--- Start of DATA ENTRIES ---
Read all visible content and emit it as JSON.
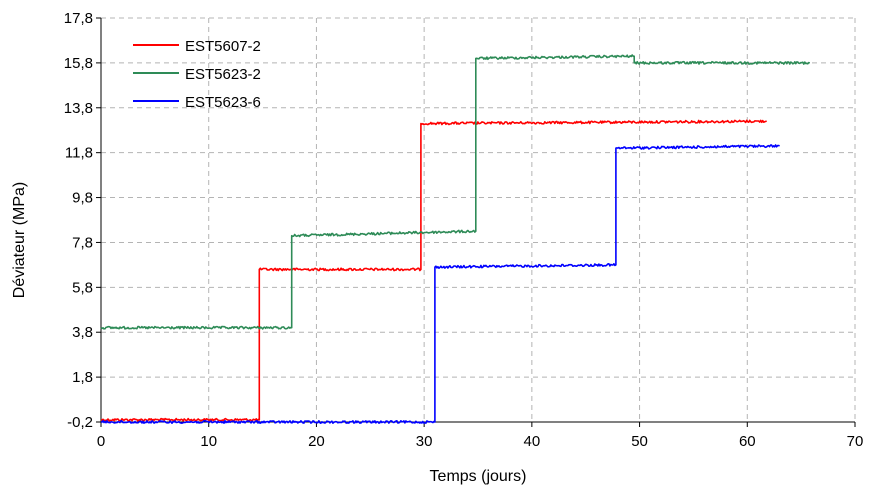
{
  "chart_data": {
    "type": "line",
    "title": "",
    "xlabel": "Temps (jours)",
    "ylabel": "Déviateur (MPa)",
    "xlim": [
      0,
      70
    ],
    "ylim": [
      -0.2,
      17.8
    ],
    "x_ticks": [
      0,
      10,
      20,
      30,
      40,
      50,
      60,
      70
    ],
    "y_ticks": [
      -0.2,
      1.8,
      3.8,
      5.8,
      7.8,
      9.8,
      11.8,
      13.8,
      15.8,
      17.8
    ],
    "x_tick_labels": [
      "0",
      "10",
      "20",
      "30",
      "40",
      "50",
      "60",
      "70"
    ],
    "y_tick_labels": [
      "-0,2",
      "1,8",
      "3,8",
      "5,8",
      "7,8",
      "9,8",
      "11,8",
      "13,8",
      "15,8",
      "17,8"
    ],
    "grid": true,
    "legend_position": "top-left",
    "series": [
      {
        "name": "EST5607-2",
        "color": "#ff0000",
        "x": [
          0,
          14.7,
          14.7,
          29.7,
          29.7,
          61.8
        ],
        "y": [
          -0.1,
          -0.1,
          6.6,
          6.6,
          13.1,
          13.2
        ]
      },
      {
        "name": "EST5623-2",
        "color": "#2e8b57",
        "x": [
          0,
          17.7,
          17.7,
          34.8,
          34.8,
          49.5,
          49.5,
          65.8
        ],
        "y": [
          4.0,
          4.0,
          8.1,
          8.3,
          16.0,
          16.1,
          15.8,
          15.8
        ]
      },
      {
        "name": "EST5623-6",
        "color": "#0000ff",
        "x": [
          0,
          31.0,
          31.0,
          47.8,
          47.8,
          63.0
        ],
        "y": [
          -0.2,
          -0.2,
          6.7,
          6.8,
          12.0,
          12.1
        ]
      }
    ]
  }
}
--- End of DATA ENTRIES ---
> _THE TASK_
Repeat the material exactly as it reads, without any of its pictures.

> _TASK RESULT_
Read all visible content and emit it as JSON.
{
  "chart_data": {
    "type": "line",
    "title": "",
    "xlabel": "Temps (jours)",
    "ylabel": "Déviateur (MPa)",
    "xlim": [
      0,
      70
    ],
    "ylim": [
      -0.2,
      17.8
    ],
    "x_ticks": [
      0,
      10,
      20,
      30,
      40,
      50,
      60,
      70
    ],
    "y_ticks": [
      -0.2,
      1.8,
      3.8,
      5.8,
      7.8,
      9.8,
      11.8,
      13.8,
      15.8,
      17.8
    ],
    "x_tick_labels": [
      "0",
      "10",
      "20",
      "30",
      "40",
      "50",
      "60",
      "70"
    ],
    "y_tick_labels": [
      "-0,2",
      "1,8",
      "3,8",
      "5,8",
      "7,8",
      "9,8",
      "11,8",
      "13,8",
      "15,8",
      "17,8"
    ],
    "grid": true,
    "legend_position": "top-left",
    "series": [
      {
        "name": "EST5607-2",
        "color": "#ff0000",
        "x": [
          0,
          14.7,
          14.7,
          29.7,
          29.7,
          61.8
        ],
        "y": [
          -0.1,
          -0.1,
          6.6,
          6.6,
          13.1,
          13.2
        ]
      },
      {
        "name": "EST5623-2",
        "color": "#2e8b57",
        "x": [
          0,
          17.7,
          17.7,
          34.8,
          34.8,
          49.5,
          49.5,
          65.8
        ],
        "y": [
          4.0,
          4.0,
          8.1,
          8.3,
          16.0,
          16.1,
          15.8,
          15.8
        ]
      },
      {
        "name": "EST5623-6",
        "color": "#0000ff",
        "x": [
          0,
          31.0,
          31.0,
          47.8,
          47.8,
          63.0
        ],
        "y": [
          -0.2,
          -0.2,
          6.7,
          6.8,
          12.0,
          12.1
        ]
      }
    ]
  }
}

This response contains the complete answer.